Leave out the pictures and transcribe everything else exactly.

• • • • •

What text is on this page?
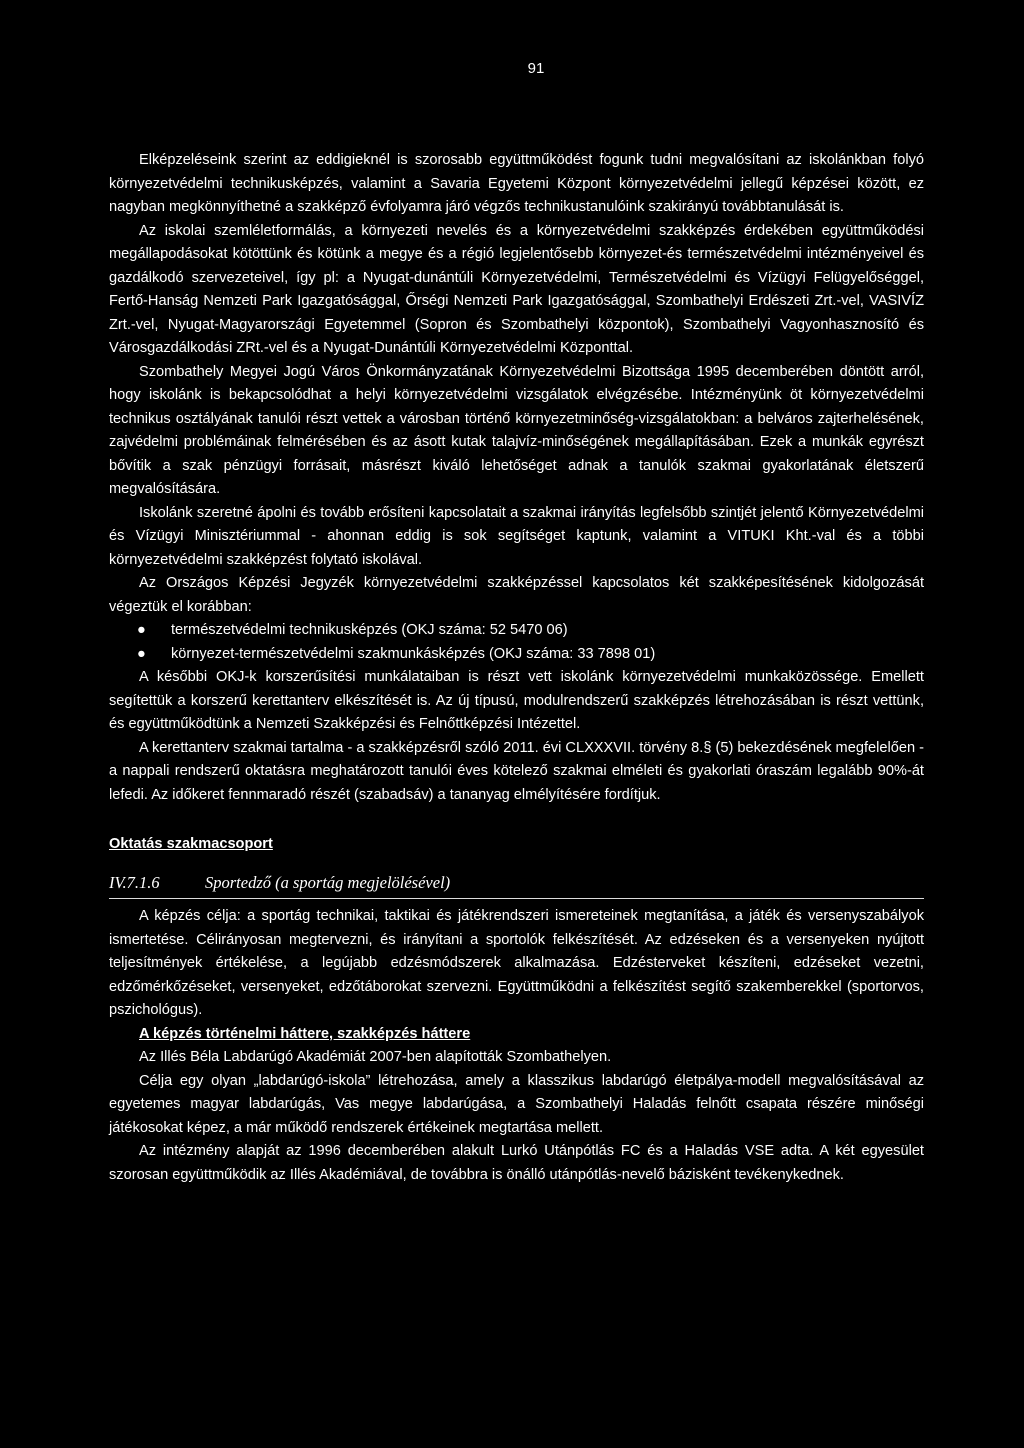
91

Elképzeléseink szerint az eddigieknél is szorosabb együttműködést fogunk tudni megvalósítani az iskolánkban folyó környezetvédelmi technikusképzés, valamint a Savaria Egyetemi Központ környezetvédelmi jellegű képzései között, ez nagyban megkönnyíthetné a szakképző évfolyamra járó végzős technikustanulóink szakirányú továbbtanulását is.

Az iskolai szemléletformálás, a környezeti nevelés és a környezetvédelmi szakképzés érdekében együttműködési megállapodásokat kötöttünk és kötünk a megye és a régió legjelentősebb környezet-és természetvédelmi intézményeivel és gazdálkodó szervezeteivel, így pl: a Nyugat-dunántúli Környezetvédelmi, Természetvédelmi és Vízügyi Felügyelőséggel, Fertő-Hanság Nemzeti Park Igazgatósággal, Őrségi Nemzeti Park Igazgatósággal, Szombathelyi Erdészeti Zrt.-vel, VASIVÍZ Zrt.-vel, Nyugat-Magyarországi Egyetemmel (Sopron és Szombathelyi központok), Szombathelyi Vagyonhasznosító és Városgazdálkodási ZRt.-vel és a Nyugat-Dunántúli Környezetvédelmi Központtal.

Szombathely Megyei Jogú Város Önkormányzatának Környezetvédelmi Bizottsága 1995 decemberében döntött arról, hogy iskolánk is bekapcsolódhat a helyi környezetvédelmi vizsgálatok elvégzésébe. Intézményünk öt környezetvédelmi technikus osztályának tanulói részt vettek a városban történő környezetminőség-vizsgálatokban: a belváros zajterhelésének, zajvédelmi problémáinak felmérésében és az ásott kutak talajvíz-minőségének megállapításában. Ezek a munkák egyrészt bővítik a szak pénzügyi forrásait, másrészt kiváló lehetőséget adnak a tanulók szakmai gyakorlatának életszerű megvalósítására.

Iskolánk szeretné ápolni és tovább erősíteni kapcsolatait a szakmai irányítás legfelsőbb szintjét jelentő Környezetvédelmi és Vízügyi Minisztériummal - ahonnan eddig is sok segítséget kaptunk, valamint a VITUKI Kht.-val és a többi környezetvédelmi szakképzést folytató iskolával.

Az Országos Képzési Jegyzék környezetvédelmi szakképzéssel kapcsolatos két szakképesítésének kidolgozását végeztük el korábban:

● természetvédelmi technikusképzés (OKJ száma: 52 5470 06)
● környezet-természetvédelmi szakmunkásképzés (OKJ száma: 33 7898 01)

A későbbi OKJ-k korszerűsítési munkálataiban is részt vett iskolánk környezetvédelmi munkaközössége. Emellett segítettük a korszerű kerettanterv elkészítését is. Az új típusú, modulrendszerű szakképzés létrehozásában is részt vettünk, és együttműködtünk a Nemzeti Szakképzési és Felnőttképzési Intézettel.

A kerettanterv szakmai tartalma - a szakképzésről szóló 2011. évi CLXXXVII. törvény 8.§ (5) bekezdésének megfelelően - a nappali rendszerű oktatásra meghatározott tanulói éves kötelező szakmai elméleti és gyakorlati óraszám legalább 90%-át lefedi. Az időkeret fennmaradó részét (szabadsáv) a tananyag elmélyítésére fordítjuk.

Oktatás szakmacsoport
IV.7.1.6	Sportedző (a sportág megjelölésével)

A képzés célja: a sportág technikai, taktikai és játékrendszeri ismereteinek megtanítása, a játék és versenyszabályok ismertetése. Célirányosan megtervezni, és irányítani a sportolók felkészítését. Az edzéseken és a versenyeken nyújtott teljesítmények értékelése, a legújabb edzésmódszerek alkalmazása. Edzésterveket készíteni, edzéseket vezetni, edzőmérkőzéseket, versenyeket, edzőtáborokat szervezni. Együttműködni a felkészítést segítő szakemberekkel (sportorvos, pszichológus).

A képzés történelmi háttere, szakképzés háttere

Az Illés Béla Labdarúgó Akadémiát 2007-ben alapították Szombathelyen.

Célja egy olyan „labdarúgó-iskola” létrehozása, amely a klasszikus labdarúgó életpálya-modell megvalósításával az egyetemes magyar labdarúgás, Vas megye labdarúgása, a Szombathelyi Haladás felnőtt csapata részére minőségi játékosokat képez, a már működő rendszerek értékeinek megtartása mellett.

Az intézmény alapját az 1996 decemberében alakult Lurkó Utánpótlás FC és a Haladás VSE adta. A két egyesület szorosan együttműködik az Illés Akadémiával, de továbbra is önálló utánpótlás-nevelő bázisként tevékenykednek.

• • • • •

* _Response to the task_
What text is on this page?
91

Elképzeléseink szerint az eddigieknél is szorosabb együttműködést fogunk tudni megvalósítani az iskolánkban folyó környezetvédelmi technikusképzés, valamint a Savaria Egyetemi Központ környezetvédelmi jellegű képzései között, ez nagyban megkönnyíthetné a szakképző évfolyamra járó végzős technikustanulóink szakirányú továbbtanulását is.

Az iskolai szemléletformálás, a környezeti nevelés és a környezetvédelmi szakképzés érdekében együttműködési megállapodásokat kötöttünk és kötünk a megye és a régió legjelentősebb környezet-és természetvédelmi intézményeivel és gazdálkodó szervezeteivel, így pl: a Nyugat-dunántúli Környezetvédelmi, Természetvédelmi és Vízügyi Felügyelőséggel, Fertő-Hanság Nemzeti Park Igazgatósággal, Őrségi Nemzeti Park Igazgatósággal, Szombathelyi Erdészeti Zrt.-vel, VASIVÍZ Zrt.-vel, Nyugat-Magyarországi Egyetemmel (Sopron és Szombathelyi központok), Szombathelyi Vagyonhasznosító és Városgazdálkodási ZRt.-vel és a Nyugat-Dunántúli Környezetvédelmi Központtal.

Szombathely Megyei Jogú Város Önkormányzatának Környezetvédelmi Bizottsága 1995 decemberében döntött arról, hogy iskolánk is bekapcsolódhat a helyi környezetvédelmi vizsgálatok elvégzésébe. Intézményünk öt környezetvédelmi technikus osztályának tanulói részt vettek a városban történő környezetminőség-vizsgálatokban: a belváros zajterhelésének, zajvédelmi problémáinak felmérésében és az ásott kutak talajvíz-minőségének megállapításában. Ezek a munkák egyrészt bővítik a szak pénzügyi forrásait, másrészt kiváló lehetőséget adnak a tanulók szakmai gyakorlatának életszerű megvalósítására.

Iskolánk szeretné ápolni és tovább erősíteni kapcsolatait a szakmai irányítás legfelsőbb szintjét jelentő Környezetvédelmi és Vízügyi Minisztériummal - ahonnan eddig is sok segítséget kaptunk, valamint a VITUKI Kht.-val és a többi környezetvédelmi szakképzést folytató iskolával.

Az Országos Képzési Jegyzék környezetvédelmi szakképzéssel kapcsolatos két szakképesítésének kidolgozását végeztük el korábban:

● természetvédelmi technikusképzés (OKJ száma: 52 5470 06)
● környezet-természetvédelmi szakmunkásképzés (OKJ száma: 33 7898 01)

A későbbi OKJ-k korszerűsítési munkálataiban is részt vett iskolánk környezetvédelmi munkaközössége. Emellett segítettük a korszerű kerettanterv elkészítését is. Az új típusú, modulrendszerű szakképzés létrehozásában is részt vettünk, és együttműködtünk a Nemzeti Szakképzési és Felnőttképzési Intézettel.

A kerettanterv szakmai tartalma - a szakképzésről szóló 2011. évi CLXXXVII. törvény 8.§ (5) bekezdésének megfelelően - a nappali rendszerű oktatásra meghatározott tanulói éves kötelező szakmai elméleti és gyakorlati óraszám legalább 90%-át lefedi. Az időkeret fennmaradó részét (szabadsáv) a tananyag elmélyítésére fordítjuk.

Oktatás szakmacsoport
IV.7.1.6	Sportedző (a sportág megjelölésével)

A képzés célja: a sportág technikai, taktikai és játékrendszeri ismereteinek megtanítása, a játék és versenyszabályok ismertetése. Célirányosan megtervezni, és irányítani a sportolók felkészítését. Az edzéseken és a versenyeken nyújtott teljesítmények értékelése, a legújabb edzésmódszerek alkalmazása. Edzésterveket készíteni, edzéseket vezetni, edzőmérkőzéseket, versenyeket, edzőtáborokat szervezni. Együttműködni a felkészítést segítő szakemberekkel (sportorvos, pszichológus).

A képzés történelmi háttere, szakképzés háttere

Az Illés Béla Labdarúgó Akadémiát 2007-ben alapították Szombathelyen.

Célja egy olyan „labdarúgó-iskola” létrehozása, amely a klasszikus labdarúgó életpálya-modell megvalósításával az egyetemes magyar labdarúgás, Vas megye labdarúgása, a Szombathelyi Haladás felnőtt csapata részére minőségi játékosokat képez, a már működő rendszerek értékeinek megtartása mellett.

Az intézmény alapját az 1996 decemberében alakult Lurkó Utánpótlás FC és a Haladás VSE adta. A két egyesület szorosan együttműködik az Illés Akadémiával, de továbbra is önálló utánpótlás-nevelő bázisként tevékenykednek.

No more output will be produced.